WHAT IS NEEDED:
Write out the material again word for word, dropping any images it holds.

Stored entries
══════════
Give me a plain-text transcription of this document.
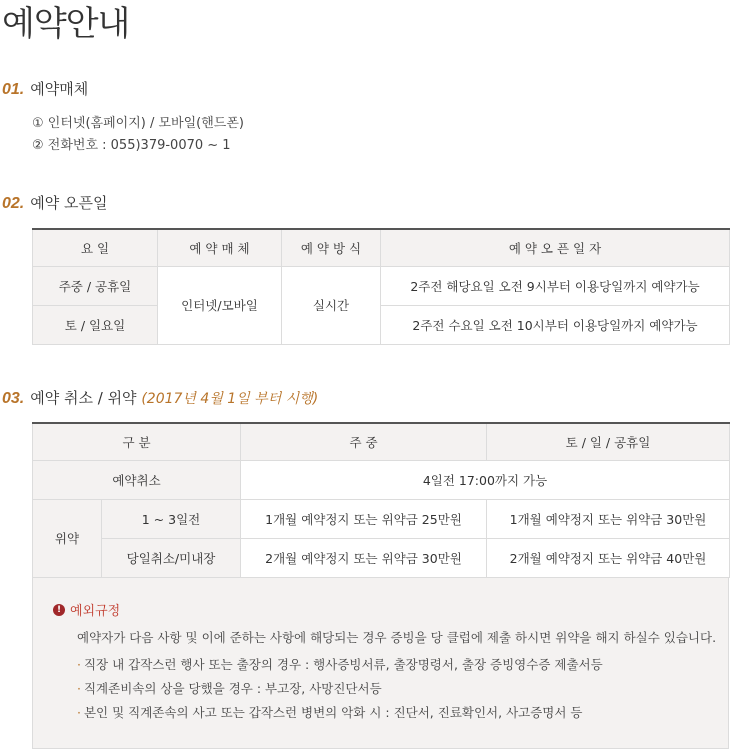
예약안내
01. 예약매체
① 인터넷(홈페이지) / 모바일(핸드폰)
② 전화번호 : 055)379-0070 ~ 1
02. 예약 오픈일
요 일	예 약 매 체	예 약 방 식	예 약 오 픈 일 자
주중 / 공휴일	인터넷/모바일	실시간	2주전 해당요일 오전 9시부터 이용당일까지 예약가능
토 / 일요일			2주전 수요일 오전 10시부터 이용당일까지 예약가능
03. 예약 취소 / 위약 (2017년 4월 1일 부터 시행)
구 분		주 중	토 / 일 / 공휴일
예약취소		4일전 17:00까지 가능	
위약	1 ~ 3일전	1개월 예약정지 또는 위약금 25만원	1개월 예약정지 또는 위약금 30만원
	당일취소/미내장	2개월 예약정지 또는 위약금 30만원	2개월 예약정지 또는 위약금 40만원
! 예외규정
예약자가 다음 사항 및 이에 준하는 사항에 해당되는 경우 증빙을 당 클럽에 제출 하시면 위약을 해지 하실수 있습니다.
· 직장 내 갑작스런 행사 또는 출장의 경우 : 행사증빙서류, 출장명령서, 출장 증빙영수증 제출서등
· 직계존비속의 상을 당했을 경우 : 부고장, 사망진단서등
· 본인 및 직계존속의 사고 또는 갑작스런 병변의 악화 시 : 진단서, 진료확인서, 사고증명서 등
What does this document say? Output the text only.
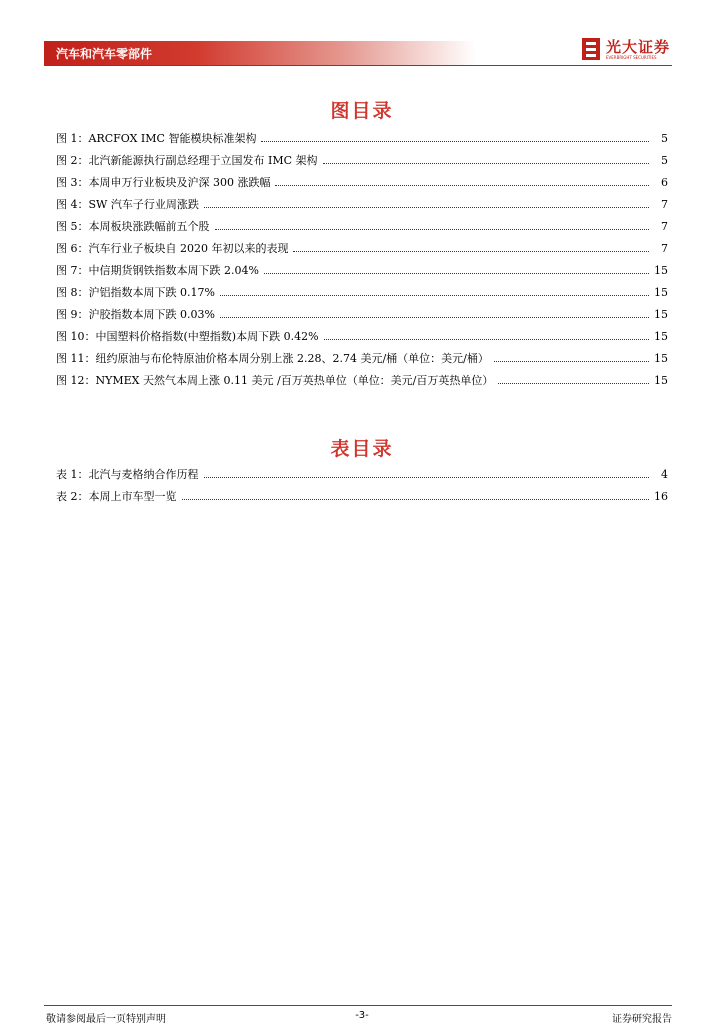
汽车和汽车零部件	光大证券
EVERBRIGHT SECURITIES
图目录
图 1：ARCFOX IMC 智能模块标准架构	5
图 2：北汽新能源执行副总经理于立国发布 IMC 架构	5
图 3：本周申万行业板块及沪深 300 涨跌幅	6
图 4：SW 汽车子行业周涨跌	7
图 5：本周板块涨跌幅前五个股	7
图 6：汽车行业子板块自 2020 年初以来的表现	7
图 7：中信期货钢铁指数本周下跌 2.04%	15
图 8：沪铝指数本周下跌 0.17%	15
图 9：沪胶指数本周下跌 0.03%	15
图 10：中国塑料价格指数(中塑指数)本周下跌 0.42%	15
图 11：纽约原油与布伦特原油价格本周分别上涨 2.28、2.74 美元/桶（单位：美元/桶）	15
图 12：NYMEX 天然气本周上涨 0.11 美元 /百万英热单位（单位：美元/百万英热单位）	15
表目录
表 1：北汽与麦格纳合作历程	4
表 2：本周上市车型一览	16
敬请参阅最后一页特别声明	-3-	证券研究报告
══════════
ANSWER TO THE TASK:
Give me a plain-text transcription of this document.
예약안내
01. 예약매체
① 인터넷(홈페이지) / 모바일(핸드폰)
② 전화번호 : 055)379-0070 ~ 1
02. 예약 오픈일
요 일	예 약 매 체	예 약 방 식	예 약 오 픈 일 자
주중 / 공휴일	인터넷/모바일	실시간	2주전 해당요일 오전 9시부터 이용당일까지 예약가능
토 / 일요일			2주전 수요일 오전 10시부터 이용당일까지 예약가능
03. 예약 취소 / 위약 (2017년 4월 1일 부터 시행)
구 분		주 중	토 / 일 / 공휴일
예약취소		4일전 17:00까지 가능	
위약	1 ~ 3일전	1개월 예약정지 또는 위약금 25만원	1개월 예약정지 또는 위약금 30만원
	당일취소/미내장	2개월 예약정지 또는 위약금 30만원	2개월 예약정지 또는 위약금 40만원
! 예외규정
예약자가 다음 사항 및 이에 준하는 사항에 해당되는 경우 증빙을 당 클럽에 제출 하시면 위약을 해지 하실수 있습니다.
· 직장 내 갑작스런 행사 또는 출장의 경우 : 행사증빙서류, 출장명령서, 출장 증빙영수증 제출서등
· 직계존비속의 상을 당했을 경우 : 부고장, 사망진단서등
· 본인 및 직계존속의 사고 또는 갑작스런 병변의 악화 시 : 진단서, 진료확인서, 사고증명서 등
What does this document say? Output the text only.
汽车和汽车零部件	光大证券
EVERBRIGHT SECURITIES
图目录
图 1：ARCFOX IMC 智能模块标准架构	5
图 2：北汽新能源执行副总经理于立国发布 IMC 架构	5
图 3：本周申万行业板块及沪深 300 涨跌幅	6
图 4：SW 汽车子行业周涨跌	7
图 5：本周板块涨跌幅前五个股	7
图 6：汽车行业子板块自 2020 年初以来的表现	7
图 7：中信期货钢铁指数本周下跌 2.04%	15
图 8：沪铝指数本周下跌 0.17%	15
图 9：沪胶指数本周下跌 0.03%	15
图 10：中国塑料价格指数(中塑指数)本周下跌 0.42%	15
图 11：纽约原油与布伦特原油价格本周分别上涨 2.28、2.74 美元/桶（单位：美元/桶）	15
图 12：NYMEX 天然气本周上涨 0.11 美元 /百万英热单位（单位：美元/百万英热单位）	15
表目录
表 1：北汽与麦格纳合作历程	4
表 2：本周上市车型一览	16
敬请参阅最后一页特别声明	-3-	证券研究报告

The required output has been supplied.